**Records excerpted from a collection:**
┌──

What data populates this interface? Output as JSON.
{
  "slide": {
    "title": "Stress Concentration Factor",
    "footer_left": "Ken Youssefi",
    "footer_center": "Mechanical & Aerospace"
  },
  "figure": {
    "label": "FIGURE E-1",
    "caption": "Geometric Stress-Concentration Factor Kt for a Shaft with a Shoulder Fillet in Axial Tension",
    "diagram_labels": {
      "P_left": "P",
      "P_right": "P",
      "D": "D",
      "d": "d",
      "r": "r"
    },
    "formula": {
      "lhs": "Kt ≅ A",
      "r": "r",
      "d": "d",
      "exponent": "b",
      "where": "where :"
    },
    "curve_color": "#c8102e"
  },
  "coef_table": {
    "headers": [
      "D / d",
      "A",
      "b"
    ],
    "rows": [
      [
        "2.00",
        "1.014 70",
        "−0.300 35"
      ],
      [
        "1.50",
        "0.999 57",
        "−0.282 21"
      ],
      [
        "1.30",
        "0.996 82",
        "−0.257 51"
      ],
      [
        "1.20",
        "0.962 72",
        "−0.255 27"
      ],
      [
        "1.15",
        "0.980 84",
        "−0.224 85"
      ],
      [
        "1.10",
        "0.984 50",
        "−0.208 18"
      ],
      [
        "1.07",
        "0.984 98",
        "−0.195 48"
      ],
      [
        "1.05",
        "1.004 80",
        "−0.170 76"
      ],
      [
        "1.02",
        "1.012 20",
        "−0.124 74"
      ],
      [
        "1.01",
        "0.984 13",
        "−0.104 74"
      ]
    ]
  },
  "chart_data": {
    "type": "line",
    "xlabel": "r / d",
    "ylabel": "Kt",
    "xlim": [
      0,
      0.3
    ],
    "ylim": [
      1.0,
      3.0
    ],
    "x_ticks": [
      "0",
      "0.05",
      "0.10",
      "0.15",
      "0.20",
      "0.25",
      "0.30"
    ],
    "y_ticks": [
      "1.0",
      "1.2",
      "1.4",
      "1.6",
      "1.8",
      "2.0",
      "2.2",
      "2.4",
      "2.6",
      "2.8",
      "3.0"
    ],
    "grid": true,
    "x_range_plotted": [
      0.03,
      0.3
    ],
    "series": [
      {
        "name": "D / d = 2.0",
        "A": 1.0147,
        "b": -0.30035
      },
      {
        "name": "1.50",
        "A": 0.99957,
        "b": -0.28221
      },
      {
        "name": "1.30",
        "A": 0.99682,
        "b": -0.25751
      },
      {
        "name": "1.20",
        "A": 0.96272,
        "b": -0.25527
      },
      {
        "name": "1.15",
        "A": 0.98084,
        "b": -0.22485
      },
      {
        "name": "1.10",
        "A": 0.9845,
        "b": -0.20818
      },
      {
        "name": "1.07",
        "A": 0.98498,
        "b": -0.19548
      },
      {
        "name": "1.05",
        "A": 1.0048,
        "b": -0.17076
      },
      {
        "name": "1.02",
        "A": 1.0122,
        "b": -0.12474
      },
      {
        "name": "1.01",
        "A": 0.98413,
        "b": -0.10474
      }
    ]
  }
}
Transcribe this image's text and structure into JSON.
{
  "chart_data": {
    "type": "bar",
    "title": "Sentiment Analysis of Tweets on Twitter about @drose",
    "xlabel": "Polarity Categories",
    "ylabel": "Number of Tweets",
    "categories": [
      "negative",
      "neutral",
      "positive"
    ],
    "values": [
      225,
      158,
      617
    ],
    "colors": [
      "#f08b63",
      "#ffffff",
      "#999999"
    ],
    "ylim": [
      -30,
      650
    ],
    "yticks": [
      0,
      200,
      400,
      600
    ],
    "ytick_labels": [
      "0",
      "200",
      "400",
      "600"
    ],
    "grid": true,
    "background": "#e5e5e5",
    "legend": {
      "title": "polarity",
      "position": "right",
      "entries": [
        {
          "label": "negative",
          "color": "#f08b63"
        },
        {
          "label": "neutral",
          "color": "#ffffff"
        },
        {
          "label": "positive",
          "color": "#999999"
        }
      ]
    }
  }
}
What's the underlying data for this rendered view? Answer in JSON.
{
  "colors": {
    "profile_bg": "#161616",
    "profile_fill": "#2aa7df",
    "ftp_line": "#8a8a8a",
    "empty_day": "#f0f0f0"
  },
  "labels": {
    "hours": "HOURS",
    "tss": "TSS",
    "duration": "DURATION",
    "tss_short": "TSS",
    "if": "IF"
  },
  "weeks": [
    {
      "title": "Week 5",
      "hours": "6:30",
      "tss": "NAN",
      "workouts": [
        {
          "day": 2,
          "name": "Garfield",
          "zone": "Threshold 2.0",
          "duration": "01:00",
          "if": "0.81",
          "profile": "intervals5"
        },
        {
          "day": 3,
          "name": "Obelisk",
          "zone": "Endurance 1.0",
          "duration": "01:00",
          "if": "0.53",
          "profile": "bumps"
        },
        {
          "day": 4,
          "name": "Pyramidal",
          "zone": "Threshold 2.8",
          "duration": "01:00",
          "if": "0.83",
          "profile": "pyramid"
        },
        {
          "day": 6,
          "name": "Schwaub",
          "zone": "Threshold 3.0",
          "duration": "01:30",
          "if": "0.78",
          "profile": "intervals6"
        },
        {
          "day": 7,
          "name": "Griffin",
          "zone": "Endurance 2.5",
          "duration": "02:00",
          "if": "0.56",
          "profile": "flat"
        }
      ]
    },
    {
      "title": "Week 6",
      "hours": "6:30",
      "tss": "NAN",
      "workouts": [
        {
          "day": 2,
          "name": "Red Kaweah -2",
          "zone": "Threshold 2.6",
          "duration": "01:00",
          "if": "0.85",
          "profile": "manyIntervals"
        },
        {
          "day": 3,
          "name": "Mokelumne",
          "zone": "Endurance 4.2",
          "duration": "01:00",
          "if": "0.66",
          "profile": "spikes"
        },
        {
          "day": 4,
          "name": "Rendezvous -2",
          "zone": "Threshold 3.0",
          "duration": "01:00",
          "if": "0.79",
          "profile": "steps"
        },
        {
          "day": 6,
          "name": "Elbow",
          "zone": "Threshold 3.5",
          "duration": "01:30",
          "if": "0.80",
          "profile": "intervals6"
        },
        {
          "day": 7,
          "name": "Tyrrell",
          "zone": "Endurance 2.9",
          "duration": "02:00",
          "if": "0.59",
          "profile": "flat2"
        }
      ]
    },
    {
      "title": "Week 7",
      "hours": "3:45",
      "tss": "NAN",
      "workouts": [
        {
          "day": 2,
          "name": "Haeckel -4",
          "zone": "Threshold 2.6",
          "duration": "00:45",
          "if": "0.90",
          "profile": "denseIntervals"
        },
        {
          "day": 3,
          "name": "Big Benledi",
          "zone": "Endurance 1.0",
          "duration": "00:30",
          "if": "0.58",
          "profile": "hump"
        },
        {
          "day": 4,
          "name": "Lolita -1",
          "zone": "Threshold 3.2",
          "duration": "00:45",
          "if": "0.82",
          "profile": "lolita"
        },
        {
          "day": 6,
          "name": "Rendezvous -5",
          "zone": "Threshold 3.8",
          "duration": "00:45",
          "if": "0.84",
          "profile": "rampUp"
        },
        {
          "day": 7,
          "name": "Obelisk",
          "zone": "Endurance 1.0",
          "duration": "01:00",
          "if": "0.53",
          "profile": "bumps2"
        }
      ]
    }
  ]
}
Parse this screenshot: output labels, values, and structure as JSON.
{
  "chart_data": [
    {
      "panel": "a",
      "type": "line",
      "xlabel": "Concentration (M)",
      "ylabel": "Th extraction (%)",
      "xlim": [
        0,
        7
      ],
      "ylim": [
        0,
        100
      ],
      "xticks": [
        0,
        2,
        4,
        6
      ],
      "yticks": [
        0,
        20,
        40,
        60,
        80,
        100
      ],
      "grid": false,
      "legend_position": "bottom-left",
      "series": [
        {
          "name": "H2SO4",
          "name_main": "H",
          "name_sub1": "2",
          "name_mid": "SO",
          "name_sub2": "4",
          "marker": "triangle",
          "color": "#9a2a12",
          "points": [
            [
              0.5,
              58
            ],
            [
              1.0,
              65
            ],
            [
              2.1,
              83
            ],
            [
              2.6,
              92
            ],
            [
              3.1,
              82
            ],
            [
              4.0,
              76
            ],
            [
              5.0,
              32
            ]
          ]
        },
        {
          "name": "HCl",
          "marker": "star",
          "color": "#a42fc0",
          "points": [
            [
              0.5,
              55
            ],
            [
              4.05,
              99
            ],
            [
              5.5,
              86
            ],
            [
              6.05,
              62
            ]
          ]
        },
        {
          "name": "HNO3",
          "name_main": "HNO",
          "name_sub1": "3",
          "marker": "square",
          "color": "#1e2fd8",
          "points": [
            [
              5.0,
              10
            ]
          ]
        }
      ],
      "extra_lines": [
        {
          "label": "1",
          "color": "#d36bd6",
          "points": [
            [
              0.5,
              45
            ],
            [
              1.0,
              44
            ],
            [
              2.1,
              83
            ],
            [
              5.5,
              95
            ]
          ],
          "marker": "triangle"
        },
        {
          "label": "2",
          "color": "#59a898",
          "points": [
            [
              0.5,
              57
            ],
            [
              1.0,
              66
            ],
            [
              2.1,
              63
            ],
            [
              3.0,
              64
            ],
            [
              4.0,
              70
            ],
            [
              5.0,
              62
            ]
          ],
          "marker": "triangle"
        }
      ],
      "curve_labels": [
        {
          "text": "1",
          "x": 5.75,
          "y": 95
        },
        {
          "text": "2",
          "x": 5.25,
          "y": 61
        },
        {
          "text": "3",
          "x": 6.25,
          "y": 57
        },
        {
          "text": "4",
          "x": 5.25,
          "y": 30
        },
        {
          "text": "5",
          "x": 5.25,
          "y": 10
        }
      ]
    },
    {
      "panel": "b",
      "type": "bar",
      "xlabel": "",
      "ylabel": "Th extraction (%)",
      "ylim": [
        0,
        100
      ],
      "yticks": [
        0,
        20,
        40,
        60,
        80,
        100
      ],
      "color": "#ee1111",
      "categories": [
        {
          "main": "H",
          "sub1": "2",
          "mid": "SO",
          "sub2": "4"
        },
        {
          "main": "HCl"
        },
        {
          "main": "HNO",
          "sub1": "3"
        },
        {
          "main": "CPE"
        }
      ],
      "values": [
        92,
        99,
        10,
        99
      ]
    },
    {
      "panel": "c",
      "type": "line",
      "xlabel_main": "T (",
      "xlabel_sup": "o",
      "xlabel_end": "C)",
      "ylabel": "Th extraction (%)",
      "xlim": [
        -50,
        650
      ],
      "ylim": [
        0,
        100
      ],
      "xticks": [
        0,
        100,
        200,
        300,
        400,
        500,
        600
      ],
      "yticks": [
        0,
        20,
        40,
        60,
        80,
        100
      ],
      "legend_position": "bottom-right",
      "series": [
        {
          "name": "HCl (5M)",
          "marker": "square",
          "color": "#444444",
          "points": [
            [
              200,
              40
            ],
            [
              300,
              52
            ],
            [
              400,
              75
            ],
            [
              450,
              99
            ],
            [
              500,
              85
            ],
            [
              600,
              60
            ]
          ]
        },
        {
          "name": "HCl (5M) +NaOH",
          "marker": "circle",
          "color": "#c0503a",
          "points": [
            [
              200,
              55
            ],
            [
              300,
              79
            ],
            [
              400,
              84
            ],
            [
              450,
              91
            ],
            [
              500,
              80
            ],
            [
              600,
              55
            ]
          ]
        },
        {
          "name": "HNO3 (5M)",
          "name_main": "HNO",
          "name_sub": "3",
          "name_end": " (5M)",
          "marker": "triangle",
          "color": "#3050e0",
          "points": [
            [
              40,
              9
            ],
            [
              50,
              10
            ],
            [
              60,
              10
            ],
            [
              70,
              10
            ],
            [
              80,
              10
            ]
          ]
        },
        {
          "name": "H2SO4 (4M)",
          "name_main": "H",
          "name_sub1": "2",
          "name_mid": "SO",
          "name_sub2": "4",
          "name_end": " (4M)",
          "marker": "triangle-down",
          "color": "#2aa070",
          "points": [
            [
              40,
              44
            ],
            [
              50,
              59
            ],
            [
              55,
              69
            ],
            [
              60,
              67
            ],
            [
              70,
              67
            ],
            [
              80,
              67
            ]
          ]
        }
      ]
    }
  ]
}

└──

**WHAT YOU SHOULD DO:** Determine how many lines of the data contain the word "Rendezvous", and reply with that number only.

**EXERCISE SOLUTION:** 2